• _Instructions to follow_
Scan the records below for the word "Profit" and give only the number of lines that hold it.

• _Records supplied_
+---+

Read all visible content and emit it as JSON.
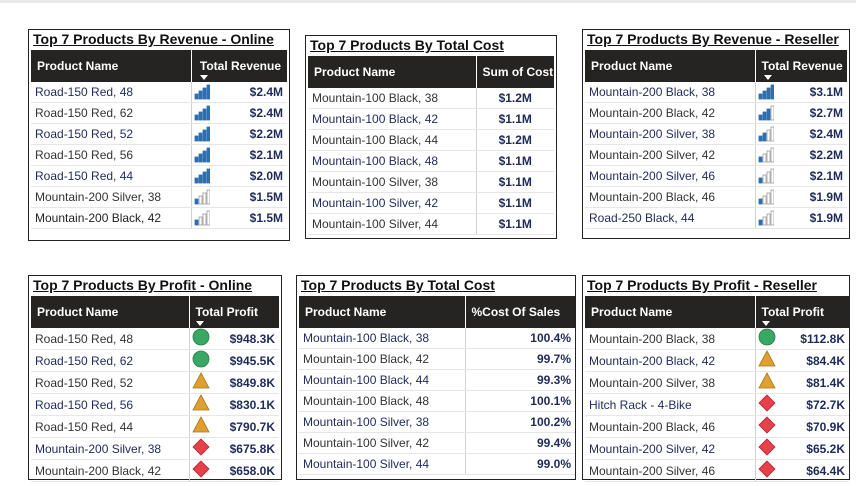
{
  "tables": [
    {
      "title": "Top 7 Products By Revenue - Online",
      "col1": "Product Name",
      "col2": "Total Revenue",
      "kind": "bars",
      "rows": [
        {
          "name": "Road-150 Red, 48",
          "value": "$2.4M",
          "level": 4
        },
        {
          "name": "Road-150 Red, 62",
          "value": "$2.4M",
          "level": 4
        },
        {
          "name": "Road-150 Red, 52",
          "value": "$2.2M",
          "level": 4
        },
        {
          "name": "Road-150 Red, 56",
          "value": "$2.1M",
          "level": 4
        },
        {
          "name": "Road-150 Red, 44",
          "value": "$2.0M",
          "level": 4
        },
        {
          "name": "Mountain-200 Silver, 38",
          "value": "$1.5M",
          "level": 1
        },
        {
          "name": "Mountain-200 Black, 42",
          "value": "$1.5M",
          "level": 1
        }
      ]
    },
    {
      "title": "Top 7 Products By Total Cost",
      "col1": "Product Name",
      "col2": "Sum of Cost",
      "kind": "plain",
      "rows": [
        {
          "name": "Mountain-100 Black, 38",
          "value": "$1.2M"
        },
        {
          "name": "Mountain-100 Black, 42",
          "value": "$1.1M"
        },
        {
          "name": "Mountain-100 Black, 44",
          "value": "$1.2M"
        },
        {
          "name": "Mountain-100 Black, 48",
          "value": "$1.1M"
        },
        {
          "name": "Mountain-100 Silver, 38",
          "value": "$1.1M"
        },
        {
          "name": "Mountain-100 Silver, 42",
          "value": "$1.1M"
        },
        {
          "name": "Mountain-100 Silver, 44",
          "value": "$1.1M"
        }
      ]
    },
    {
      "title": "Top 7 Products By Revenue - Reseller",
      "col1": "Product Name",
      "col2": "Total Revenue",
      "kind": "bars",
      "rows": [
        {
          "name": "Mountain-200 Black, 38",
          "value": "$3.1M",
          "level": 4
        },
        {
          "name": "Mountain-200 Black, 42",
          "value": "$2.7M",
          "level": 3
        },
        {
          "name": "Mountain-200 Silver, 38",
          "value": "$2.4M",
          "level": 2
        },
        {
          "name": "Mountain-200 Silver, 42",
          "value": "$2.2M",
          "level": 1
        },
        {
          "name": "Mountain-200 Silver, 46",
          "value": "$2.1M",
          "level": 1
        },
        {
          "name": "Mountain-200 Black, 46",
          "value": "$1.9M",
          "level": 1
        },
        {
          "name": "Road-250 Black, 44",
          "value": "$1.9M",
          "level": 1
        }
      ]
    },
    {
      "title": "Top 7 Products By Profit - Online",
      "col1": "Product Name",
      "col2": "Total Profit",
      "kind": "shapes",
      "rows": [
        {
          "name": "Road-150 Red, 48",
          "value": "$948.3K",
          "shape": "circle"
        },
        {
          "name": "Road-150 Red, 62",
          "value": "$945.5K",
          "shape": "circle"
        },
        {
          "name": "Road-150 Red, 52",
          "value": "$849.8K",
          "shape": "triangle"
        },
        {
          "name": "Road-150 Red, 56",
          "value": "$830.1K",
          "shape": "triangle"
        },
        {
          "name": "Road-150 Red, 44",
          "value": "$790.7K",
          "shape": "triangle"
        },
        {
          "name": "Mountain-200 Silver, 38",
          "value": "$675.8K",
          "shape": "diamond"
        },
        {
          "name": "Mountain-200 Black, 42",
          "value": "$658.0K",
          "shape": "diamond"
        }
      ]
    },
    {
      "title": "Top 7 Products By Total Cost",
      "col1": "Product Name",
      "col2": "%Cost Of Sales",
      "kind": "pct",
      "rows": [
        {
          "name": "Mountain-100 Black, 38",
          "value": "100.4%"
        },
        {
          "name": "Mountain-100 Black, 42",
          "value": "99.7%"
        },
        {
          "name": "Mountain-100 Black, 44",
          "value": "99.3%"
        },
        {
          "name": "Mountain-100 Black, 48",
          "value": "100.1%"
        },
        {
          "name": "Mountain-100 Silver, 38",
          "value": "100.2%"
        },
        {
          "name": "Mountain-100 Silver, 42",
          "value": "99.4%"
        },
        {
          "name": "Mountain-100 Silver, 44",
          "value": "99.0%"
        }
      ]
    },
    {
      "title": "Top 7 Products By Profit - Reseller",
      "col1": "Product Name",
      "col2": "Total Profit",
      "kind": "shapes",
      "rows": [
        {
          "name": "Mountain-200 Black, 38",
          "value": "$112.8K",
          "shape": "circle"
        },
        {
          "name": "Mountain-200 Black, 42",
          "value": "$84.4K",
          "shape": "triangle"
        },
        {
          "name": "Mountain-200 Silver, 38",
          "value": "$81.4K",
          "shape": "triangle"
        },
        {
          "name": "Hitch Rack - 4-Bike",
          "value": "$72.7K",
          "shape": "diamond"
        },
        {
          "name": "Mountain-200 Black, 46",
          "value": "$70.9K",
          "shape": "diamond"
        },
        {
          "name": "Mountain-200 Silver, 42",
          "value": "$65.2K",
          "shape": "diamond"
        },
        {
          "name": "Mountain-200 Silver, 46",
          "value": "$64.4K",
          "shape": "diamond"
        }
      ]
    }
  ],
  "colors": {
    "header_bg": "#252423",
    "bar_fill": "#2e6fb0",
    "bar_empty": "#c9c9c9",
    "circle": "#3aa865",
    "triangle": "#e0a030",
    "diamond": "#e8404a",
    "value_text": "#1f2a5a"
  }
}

+---+

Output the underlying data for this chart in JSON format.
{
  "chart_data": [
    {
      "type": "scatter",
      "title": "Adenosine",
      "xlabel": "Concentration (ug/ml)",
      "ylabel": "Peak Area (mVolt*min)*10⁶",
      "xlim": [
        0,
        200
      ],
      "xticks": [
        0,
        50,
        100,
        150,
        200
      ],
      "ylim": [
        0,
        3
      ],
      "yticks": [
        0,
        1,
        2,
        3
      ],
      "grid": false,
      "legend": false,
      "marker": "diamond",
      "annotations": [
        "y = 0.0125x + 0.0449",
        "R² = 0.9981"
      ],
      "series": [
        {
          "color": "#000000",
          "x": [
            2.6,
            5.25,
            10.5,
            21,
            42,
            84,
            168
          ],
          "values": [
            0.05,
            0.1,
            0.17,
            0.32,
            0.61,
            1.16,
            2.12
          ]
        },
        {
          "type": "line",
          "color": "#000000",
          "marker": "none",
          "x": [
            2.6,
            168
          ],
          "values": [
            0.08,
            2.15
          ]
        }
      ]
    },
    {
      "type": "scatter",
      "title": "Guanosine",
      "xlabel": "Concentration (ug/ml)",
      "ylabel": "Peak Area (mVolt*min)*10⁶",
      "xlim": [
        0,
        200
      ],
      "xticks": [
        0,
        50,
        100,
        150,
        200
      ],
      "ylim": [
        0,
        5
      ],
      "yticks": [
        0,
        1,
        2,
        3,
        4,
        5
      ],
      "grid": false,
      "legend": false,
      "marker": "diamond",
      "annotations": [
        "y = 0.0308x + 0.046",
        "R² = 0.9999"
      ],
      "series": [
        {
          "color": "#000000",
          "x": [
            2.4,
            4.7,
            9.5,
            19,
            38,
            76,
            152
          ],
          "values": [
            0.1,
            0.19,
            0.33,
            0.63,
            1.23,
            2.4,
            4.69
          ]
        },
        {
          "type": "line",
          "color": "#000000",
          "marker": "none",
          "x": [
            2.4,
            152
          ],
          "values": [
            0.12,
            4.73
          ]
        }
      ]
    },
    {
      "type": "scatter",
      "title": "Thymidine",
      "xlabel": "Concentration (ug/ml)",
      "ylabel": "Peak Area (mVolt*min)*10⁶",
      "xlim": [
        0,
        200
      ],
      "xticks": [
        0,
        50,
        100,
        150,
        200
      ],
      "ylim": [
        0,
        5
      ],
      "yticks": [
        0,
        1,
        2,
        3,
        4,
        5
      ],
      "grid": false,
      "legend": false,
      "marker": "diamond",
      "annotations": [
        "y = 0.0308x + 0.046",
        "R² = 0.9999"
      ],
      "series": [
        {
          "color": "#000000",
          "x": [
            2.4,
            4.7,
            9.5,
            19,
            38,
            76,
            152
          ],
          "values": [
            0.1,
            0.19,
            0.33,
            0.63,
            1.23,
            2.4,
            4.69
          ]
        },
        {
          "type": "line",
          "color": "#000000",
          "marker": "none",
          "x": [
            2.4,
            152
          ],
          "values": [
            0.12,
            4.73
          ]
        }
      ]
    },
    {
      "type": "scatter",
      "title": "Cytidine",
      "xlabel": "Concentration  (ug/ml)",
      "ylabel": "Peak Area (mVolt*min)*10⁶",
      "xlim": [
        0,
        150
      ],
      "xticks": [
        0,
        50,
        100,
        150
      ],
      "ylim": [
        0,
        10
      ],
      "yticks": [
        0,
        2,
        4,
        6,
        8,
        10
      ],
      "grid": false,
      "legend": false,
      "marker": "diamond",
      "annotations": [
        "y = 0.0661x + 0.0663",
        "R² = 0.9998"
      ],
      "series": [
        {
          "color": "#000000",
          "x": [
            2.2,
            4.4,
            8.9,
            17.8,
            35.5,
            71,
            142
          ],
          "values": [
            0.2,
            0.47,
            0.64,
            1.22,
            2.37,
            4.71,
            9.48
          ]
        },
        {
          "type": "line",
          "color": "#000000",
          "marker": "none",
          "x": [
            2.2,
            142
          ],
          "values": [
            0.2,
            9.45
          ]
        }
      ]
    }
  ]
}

+---+

• _Exercise solution_
4